=== SET EXERCISE ===
Exclude any images and output the remaining records exactly.

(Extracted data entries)
*****

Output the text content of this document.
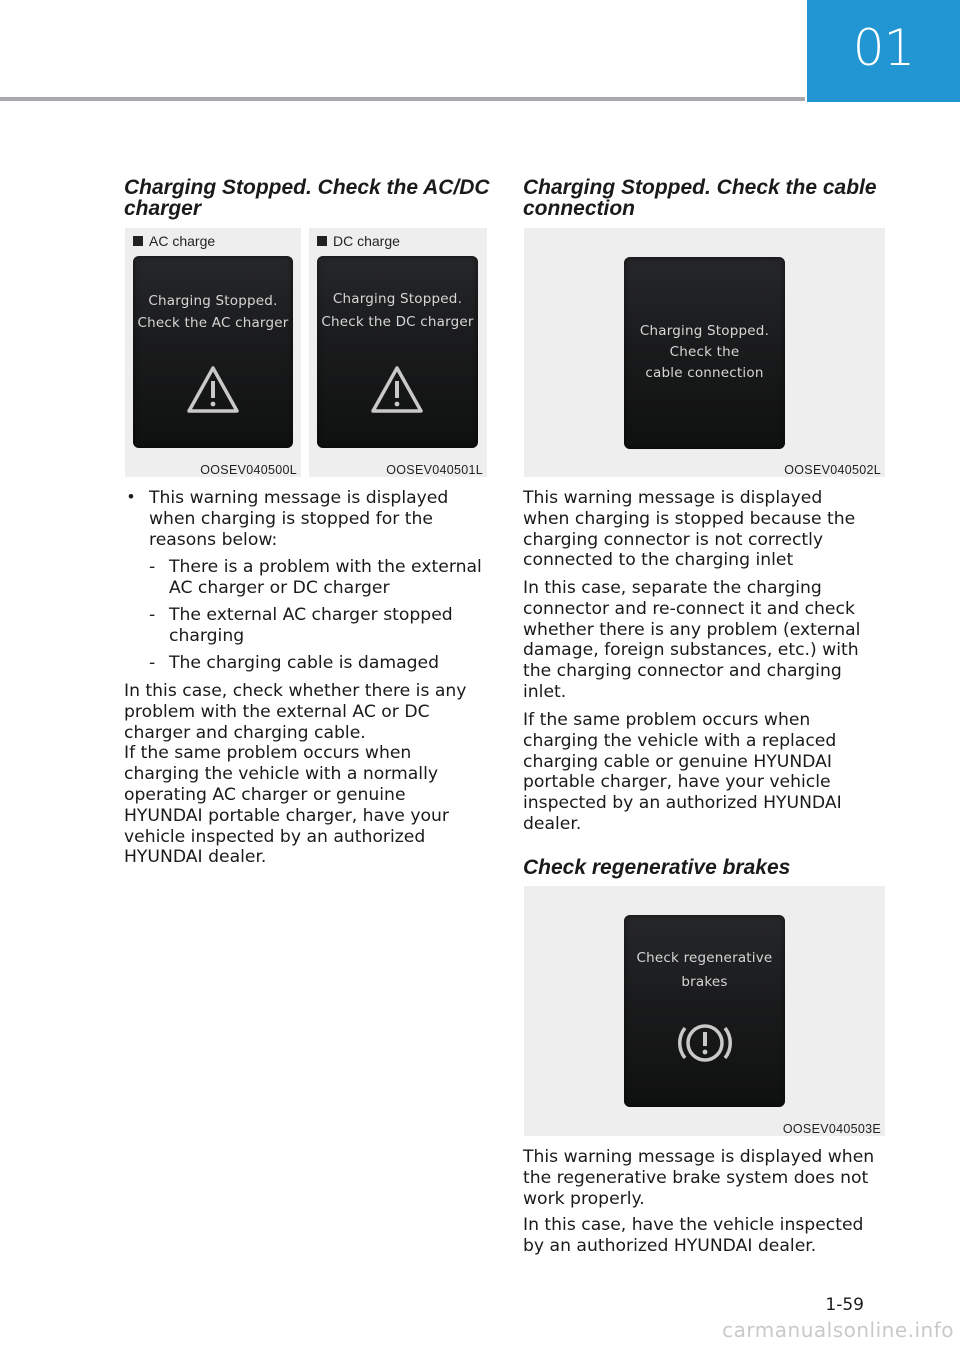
01
Charging Stopped. Check the AC/DC charger
AC charge
Charging Stopped.
Check the AC charger
OOSEV040500L
DC charge
Charging Stopped.
Check the DC charger
OOSEV040501L
• This warning message is displayed
when charging is stopped for the
reasons below:
- There is a problem with the external
AC charger or DC charger
- The external AC charger stopped
charging
- The charging cable is damaged
In this case, check whether there is any
problem with the external AC or DC
charger and charging cable.
If the same problem occurs when
charging the vehicle with a normally
operating AC charger or genuine
HYUNDAI portable charger, have your
vehicle inspected by an authorized
HYUNDAI dealer.
Charging Stopped. Check the cable connection
Charging Stopped.
Check the
cable connection
OOSEV040502L
This warning message is displayed
when charging is stopped because the
charging connector is not correctly
connected to the charging inlet
In this case, separate the charging
connector and re-connect it and check
whether there is any problem (external
damage, foreign substances, etc.) with
the charging connector and charging
inlet.
If the same problem occurs when
charging the vehicle with a replaced
charging cable or genuine HYUNDAI
portable charger, have your vehicle
inspected by an authorized HYUNDAI
dealer.
Check regenerative brakes
Check regenerative
brakes
OOSEV040503E
This warning message is displayed when
the regenerative brake system does not
work properly.
In this case, have the vehicle inspected
by an authorized HYUNDAI dealer.
1-59
carmanualsonline.info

*****

=== EXERCISE OUTPUT ===
Output the text content of this document.
01
Charging Stopped. Check the AC/DC charger
AC charge
Charging Stopped.
Check the AC charger
OOSEV040500L
DC charge
Charging Stopped.
Check the DC charger
OOSEV040501L
• This warning message is displayed
when charging is stopped for the
reasons below:
- There is a problem with the external
AC charger or DC charger
- The external AC charger stopped
charging
- The charging cable is damaged
In this case, check whether there is any
problem with the external AC or DC
charger and charging cable.
If the same problem occurs when
charging the vehicle with a normally
operating AC charger or genuine
HYUNDAI portable charger, have your
vehicle inspected by an authorized
HYUNDAI dealer.
Charging Stopped. Check the cable connection
Charging Stopped.
Check the
cable connection
OOSEV040502L
This warning message is displayed
when charging is stopped because the
charging connector is not correctly
connected to the charging inlet
In this case, separate the charging
connector and re-connect it and check
whether there is any problem (external
damage, foreign substances, etc.) with
the charging connector and charging
inlet.
If the same problem occurs when
charging the vehicle with a replaced
charging cable or genuine HYUNDAI
portable charger, have your vehicle
inspected by an authorized HYUNDAI
dealer.
Check regenerative brakes
Check regenerative
brakes
OOSEV040503E
This warning message is displayed when
the regenerative brake system does not
work properly.
In this case, have the vehicle inspected
by an authorized HYUNDAI dealer.
1-59
carmanualsonline.info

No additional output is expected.